→ **Instructions to follow**
Write out the complete material exactly as it stands.

[Figure record listings]
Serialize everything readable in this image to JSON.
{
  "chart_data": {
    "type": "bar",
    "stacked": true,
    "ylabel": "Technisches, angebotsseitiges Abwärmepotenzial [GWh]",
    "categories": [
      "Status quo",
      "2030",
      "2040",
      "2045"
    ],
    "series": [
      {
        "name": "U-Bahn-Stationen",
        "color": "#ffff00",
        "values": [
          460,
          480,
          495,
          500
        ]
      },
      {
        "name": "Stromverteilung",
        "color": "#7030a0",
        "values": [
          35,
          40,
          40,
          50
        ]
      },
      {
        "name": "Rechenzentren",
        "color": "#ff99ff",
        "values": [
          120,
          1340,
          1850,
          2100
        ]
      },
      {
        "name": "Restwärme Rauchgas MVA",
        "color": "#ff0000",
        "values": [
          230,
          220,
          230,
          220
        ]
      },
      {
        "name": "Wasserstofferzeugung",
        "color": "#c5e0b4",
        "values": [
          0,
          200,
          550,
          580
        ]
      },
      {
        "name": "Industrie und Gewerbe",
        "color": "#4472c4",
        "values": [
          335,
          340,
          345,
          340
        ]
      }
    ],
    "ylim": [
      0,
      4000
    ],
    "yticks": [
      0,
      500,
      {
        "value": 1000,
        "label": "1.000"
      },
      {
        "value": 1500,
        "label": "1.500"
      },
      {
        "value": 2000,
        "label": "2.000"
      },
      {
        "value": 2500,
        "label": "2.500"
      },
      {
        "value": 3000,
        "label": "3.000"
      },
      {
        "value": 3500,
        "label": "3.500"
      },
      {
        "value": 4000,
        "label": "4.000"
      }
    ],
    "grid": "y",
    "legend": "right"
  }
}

→ **The response**
Serialize everything readable in this image to JSON.
{
  "chart_data": {
    "type": "bar",
    "stacked": true,
    "ylabel": "Technisches, angebotsseitiges Abwärmepotenzial [GWh]",
    "categories": [
      "Status quo",
      "2030",
      "2040",
      "2045"
    ],
    "series": [
      {
        "name": "U-Bahn-Stationen",
        "color": "#ffff00",
        "values": [
          460,
          480,
          495,
          500
        ]
      },
      {
        "name": "Stromverteilung",
        "color": "#7030a0",
        "values": [
          35,
          40,
          40,
          50
        ]
      },
      {
        "name": "Rechenzentren",
        "color": "#ff99ff",
        "values": [
          120,
          1340,
          1850,
          2100
        ]
      },
      {
        "name": "Restwärme Rauchgas MVA",
        "color": "#ff0000",
        "values": [
          230,
          220,
          230,
          220
        ]
      },
      {
        "name": "Wasserstofferzeugung",
        "color": "#c5e0b4",
        "values": [
          0,
          200,
          550,
          580
        ]
      },
      {
        "name": "Industrie und Gewerbe",
        "color": "#4472c4",
        "values": [
          335,
          340,
          345,
          340
        ]
      }
    ],
    "ylim": [
      0,
      4000
    ],
    "yticks": [
      0,
      500,
      {
        "value": 1000,
        "label": "1.000"
      },
      {
        "value": 1500,
        "label": "1.500"
      },
      {
        "value": 2000,
        "label": "2.000"
      },
      {
        "value": 2500,
        "label": "2.500"
      },
      {
        "value": 3000,
        "label": "3.000"
      },
      {
        "value": 3500,
        "label": "3.500"
      },
      {
        "value": 4000,
        "label": "4.000"
      }
    ],
    "grid": "y",
    "legend": "right"
  }
}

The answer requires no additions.